Problem:
All lines in the material below that hold "annans" should be found and copied.

**** Task data ****

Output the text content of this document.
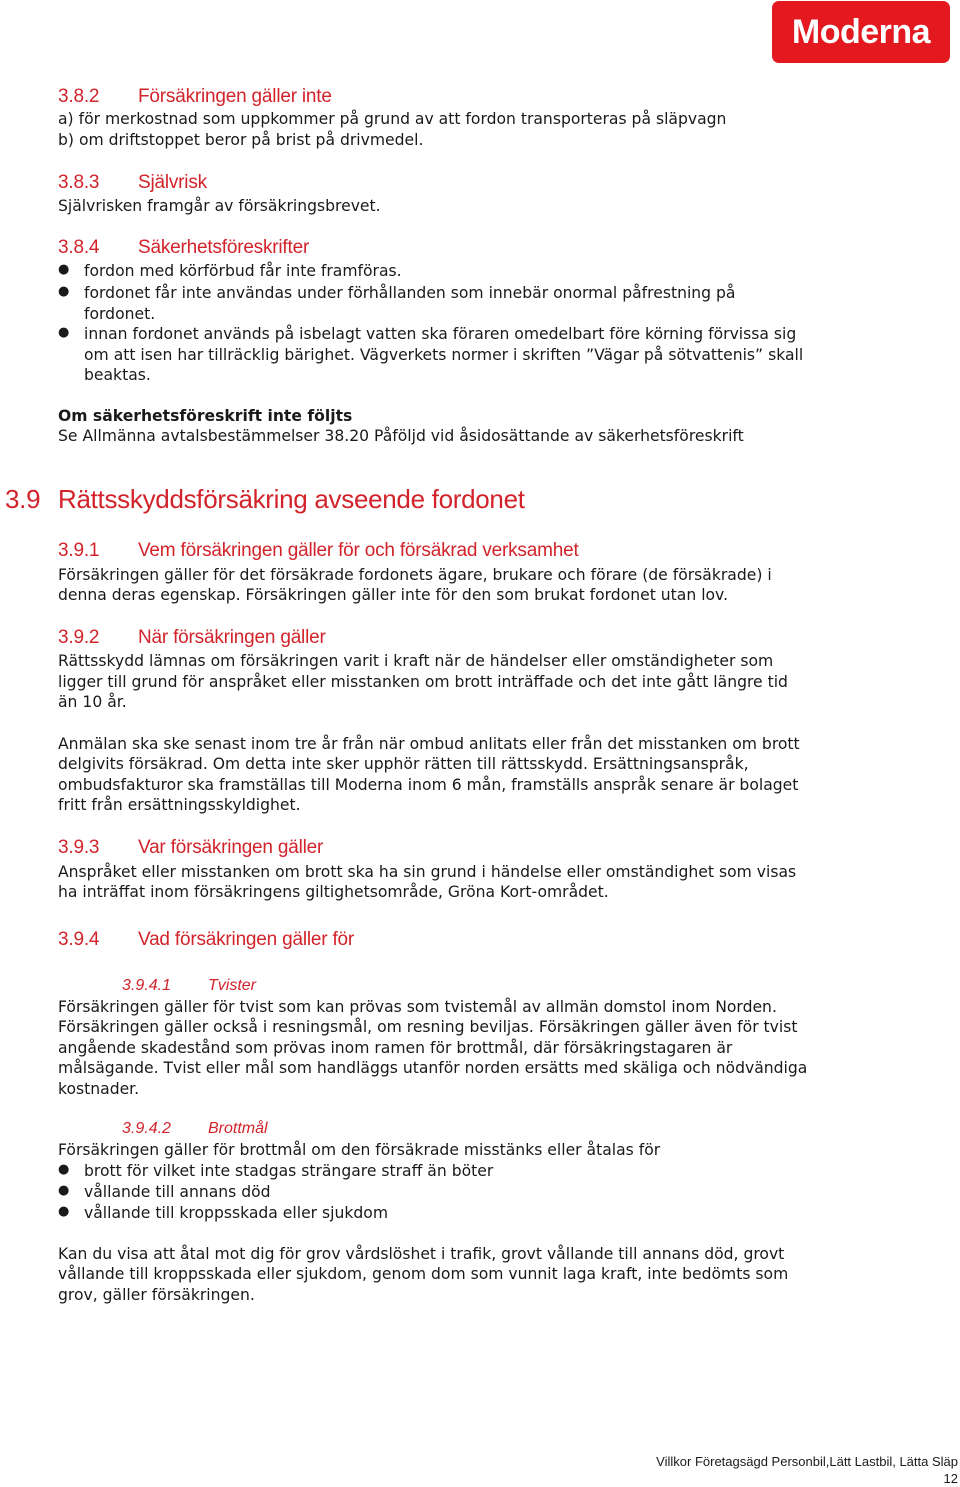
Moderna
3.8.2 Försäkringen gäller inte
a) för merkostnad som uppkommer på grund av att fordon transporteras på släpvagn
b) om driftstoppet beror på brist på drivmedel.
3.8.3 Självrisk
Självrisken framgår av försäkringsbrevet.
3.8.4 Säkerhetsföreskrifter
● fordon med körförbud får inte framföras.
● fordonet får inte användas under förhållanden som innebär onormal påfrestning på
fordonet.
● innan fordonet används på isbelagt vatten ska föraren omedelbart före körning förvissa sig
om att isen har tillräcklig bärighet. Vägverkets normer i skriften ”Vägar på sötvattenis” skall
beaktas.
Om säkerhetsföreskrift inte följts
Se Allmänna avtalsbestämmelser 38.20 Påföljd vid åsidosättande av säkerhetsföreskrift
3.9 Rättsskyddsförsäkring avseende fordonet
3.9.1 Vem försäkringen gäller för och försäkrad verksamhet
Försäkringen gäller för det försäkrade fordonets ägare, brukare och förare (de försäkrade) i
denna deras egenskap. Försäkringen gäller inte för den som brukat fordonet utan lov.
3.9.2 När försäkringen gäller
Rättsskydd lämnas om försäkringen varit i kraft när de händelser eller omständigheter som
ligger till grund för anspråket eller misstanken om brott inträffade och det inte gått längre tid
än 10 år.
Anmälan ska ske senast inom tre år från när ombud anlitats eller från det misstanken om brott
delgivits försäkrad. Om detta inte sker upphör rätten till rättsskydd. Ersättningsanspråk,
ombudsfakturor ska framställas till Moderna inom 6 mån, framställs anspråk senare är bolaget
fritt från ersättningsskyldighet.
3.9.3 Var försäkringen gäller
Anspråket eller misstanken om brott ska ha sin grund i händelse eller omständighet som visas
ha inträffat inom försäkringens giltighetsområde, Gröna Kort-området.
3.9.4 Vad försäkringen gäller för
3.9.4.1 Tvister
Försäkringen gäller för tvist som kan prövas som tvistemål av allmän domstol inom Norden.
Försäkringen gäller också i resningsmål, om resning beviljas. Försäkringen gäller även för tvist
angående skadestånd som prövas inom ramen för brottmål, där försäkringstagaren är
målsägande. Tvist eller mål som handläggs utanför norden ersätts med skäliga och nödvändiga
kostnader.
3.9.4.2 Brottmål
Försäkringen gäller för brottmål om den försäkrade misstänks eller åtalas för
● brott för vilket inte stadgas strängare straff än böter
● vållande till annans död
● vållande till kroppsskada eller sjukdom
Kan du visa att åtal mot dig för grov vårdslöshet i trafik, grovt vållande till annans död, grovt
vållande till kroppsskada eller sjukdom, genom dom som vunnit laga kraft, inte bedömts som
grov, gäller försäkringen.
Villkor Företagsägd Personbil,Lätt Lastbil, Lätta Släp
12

****

Response to the task:
● vållande till annans död
Kan du visa att åtal mot dig för grov vårdslöshet i trafik, grovt vållande till annans död, grovt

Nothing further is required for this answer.